Copy out each line of the listing that has the word "name" in it.

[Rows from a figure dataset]
>>>
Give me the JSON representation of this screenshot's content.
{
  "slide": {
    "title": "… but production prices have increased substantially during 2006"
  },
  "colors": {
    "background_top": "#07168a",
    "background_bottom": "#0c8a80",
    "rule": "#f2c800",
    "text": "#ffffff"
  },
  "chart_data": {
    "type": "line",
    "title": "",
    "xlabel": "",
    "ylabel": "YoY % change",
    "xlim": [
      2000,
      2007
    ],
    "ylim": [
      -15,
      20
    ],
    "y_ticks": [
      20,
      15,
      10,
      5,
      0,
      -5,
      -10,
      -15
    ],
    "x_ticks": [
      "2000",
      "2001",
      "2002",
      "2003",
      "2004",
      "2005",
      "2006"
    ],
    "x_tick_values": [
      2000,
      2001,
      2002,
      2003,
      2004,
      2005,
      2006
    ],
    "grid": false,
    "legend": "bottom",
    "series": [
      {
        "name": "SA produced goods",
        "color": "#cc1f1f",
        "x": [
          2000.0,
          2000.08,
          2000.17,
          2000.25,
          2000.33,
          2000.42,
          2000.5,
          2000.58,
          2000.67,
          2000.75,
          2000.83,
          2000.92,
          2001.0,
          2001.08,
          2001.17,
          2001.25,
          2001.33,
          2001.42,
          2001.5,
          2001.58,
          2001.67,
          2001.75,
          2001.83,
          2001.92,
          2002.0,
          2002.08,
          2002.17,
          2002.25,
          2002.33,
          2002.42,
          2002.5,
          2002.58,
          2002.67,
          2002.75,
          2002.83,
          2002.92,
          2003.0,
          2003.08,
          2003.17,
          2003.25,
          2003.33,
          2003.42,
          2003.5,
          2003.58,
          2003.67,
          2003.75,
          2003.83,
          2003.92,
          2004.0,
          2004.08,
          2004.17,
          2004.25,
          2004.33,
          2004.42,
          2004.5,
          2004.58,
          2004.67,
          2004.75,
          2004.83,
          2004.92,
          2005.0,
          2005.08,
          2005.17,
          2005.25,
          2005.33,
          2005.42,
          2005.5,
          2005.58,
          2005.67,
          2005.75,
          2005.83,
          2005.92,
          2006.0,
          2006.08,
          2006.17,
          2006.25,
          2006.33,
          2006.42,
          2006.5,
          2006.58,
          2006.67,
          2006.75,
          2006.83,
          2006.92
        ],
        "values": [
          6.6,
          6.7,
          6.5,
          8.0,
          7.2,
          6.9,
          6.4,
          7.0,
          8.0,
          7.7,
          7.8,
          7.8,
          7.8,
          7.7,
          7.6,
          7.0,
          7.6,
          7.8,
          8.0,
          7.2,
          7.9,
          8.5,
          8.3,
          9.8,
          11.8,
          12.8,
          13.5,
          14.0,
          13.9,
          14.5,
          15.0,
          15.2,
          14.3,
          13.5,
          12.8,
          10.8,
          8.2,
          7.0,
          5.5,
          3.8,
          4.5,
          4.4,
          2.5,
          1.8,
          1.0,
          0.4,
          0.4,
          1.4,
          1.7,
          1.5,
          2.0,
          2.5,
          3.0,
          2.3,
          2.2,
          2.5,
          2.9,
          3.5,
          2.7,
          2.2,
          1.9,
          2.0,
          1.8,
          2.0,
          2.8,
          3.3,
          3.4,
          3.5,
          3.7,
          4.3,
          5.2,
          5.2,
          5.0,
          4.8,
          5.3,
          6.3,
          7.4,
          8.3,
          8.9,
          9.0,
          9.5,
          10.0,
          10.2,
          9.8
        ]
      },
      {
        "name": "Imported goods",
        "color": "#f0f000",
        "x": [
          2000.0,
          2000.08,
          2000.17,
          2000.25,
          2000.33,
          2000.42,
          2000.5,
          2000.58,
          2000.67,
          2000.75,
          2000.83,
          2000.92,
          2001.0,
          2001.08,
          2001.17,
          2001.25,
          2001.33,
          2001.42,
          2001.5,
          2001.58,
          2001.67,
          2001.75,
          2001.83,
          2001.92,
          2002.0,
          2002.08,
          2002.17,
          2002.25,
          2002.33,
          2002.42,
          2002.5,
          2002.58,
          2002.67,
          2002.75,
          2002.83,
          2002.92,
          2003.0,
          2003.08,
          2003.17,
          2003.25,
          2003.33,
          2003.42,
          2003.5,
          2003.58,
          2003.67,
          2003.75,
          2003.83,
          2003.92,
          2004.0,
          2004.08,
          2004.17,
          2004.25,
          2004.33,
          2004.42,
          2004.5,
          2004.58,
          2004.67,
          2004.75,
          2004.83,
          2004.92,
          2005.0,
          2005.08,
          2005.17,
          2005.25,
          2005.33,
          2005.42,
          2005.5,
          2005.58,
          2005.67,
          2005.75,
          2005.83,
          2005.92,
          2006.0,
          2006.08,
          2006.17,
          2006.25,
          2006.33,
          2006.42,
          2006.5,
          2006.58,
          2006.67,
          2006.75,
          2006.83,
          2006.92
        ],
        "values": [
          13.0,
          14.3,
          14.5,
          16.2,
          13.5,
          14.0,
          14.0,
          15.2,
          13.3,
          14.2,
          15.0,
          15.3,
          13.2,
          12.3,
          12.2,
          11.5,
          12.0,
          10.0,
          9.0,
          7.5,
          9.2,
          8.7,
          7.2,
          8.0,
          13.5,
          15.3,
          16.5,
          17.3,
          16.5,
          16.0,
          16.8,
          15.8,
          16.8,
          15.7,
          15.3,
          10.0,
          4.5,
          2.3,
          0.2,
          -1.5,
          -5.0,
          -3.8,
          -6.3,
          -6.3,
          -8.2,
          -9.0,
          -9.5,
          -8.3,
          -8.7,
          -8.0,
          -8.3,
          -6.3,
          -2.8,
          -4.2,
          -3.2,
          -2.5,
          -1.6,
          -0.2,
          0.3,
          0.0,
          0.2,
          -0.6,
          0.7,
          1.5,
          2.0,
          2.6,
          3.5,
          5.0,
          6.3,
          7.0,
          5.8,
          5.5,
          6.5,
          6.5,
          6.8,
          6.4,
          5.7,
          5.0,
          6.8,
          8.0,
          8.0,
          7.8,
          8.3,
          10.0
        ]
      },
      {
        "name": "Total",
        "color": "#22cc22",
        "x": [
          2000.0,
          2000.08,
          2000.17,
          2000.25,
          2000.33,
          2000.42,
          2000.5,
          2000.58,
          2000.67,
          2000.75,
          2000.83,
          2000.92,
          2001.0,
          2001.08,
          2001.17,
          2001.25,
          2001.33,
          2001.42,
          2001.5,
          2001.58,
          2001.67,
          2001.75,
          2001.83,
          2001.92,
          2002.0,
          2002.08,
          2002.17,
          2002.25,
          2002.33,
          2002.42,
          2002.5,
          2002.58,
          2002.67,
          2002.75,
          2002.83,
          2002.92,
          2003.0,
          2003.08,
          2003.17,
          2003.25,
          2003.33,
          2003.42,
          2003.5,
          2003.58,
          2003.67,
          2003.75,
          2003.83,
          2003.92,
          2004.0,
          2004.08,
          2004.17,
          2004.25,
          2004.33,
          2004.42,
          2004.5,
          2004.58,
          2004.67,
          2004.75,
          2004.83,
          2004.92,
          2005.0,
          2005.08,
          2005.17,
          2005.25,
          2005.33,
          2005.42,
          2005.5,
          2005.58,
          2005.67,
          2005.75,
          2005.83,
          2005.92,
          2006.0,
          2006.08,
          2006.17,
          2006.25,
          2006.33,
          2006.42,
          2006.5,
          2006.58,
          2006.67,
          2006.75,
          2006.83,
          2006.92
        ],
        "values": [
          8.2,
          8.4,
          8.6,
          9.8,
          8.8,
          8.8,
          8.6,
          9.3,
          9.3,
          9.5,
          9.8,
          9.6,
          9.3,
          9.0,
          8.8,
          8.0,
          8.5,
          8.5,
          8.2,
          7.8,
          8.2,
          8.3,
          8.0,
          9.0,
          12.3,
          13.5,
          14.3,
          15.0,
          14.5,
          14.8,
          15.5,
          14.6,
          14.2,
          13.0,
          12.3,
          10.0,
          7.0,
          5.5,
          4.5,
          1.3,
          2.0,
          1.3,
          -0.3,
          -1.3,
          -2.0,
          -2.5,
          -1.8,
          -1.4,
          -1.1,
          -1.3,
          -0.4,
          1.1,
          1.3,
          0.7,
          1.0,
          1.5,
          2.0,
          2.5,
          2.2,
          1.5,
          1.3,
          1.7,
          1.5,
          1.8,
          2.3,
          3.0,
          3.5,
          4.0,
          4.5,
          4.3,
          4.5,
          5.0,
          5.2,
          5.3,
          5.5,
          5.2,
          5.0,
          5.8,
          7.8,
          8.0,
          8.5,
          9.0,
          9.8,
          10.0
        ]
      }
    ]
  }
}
<<<
| FINAL RESULT |
        "name": "SA produced goods",
        "name": "Imported goods",
        "name": "Total",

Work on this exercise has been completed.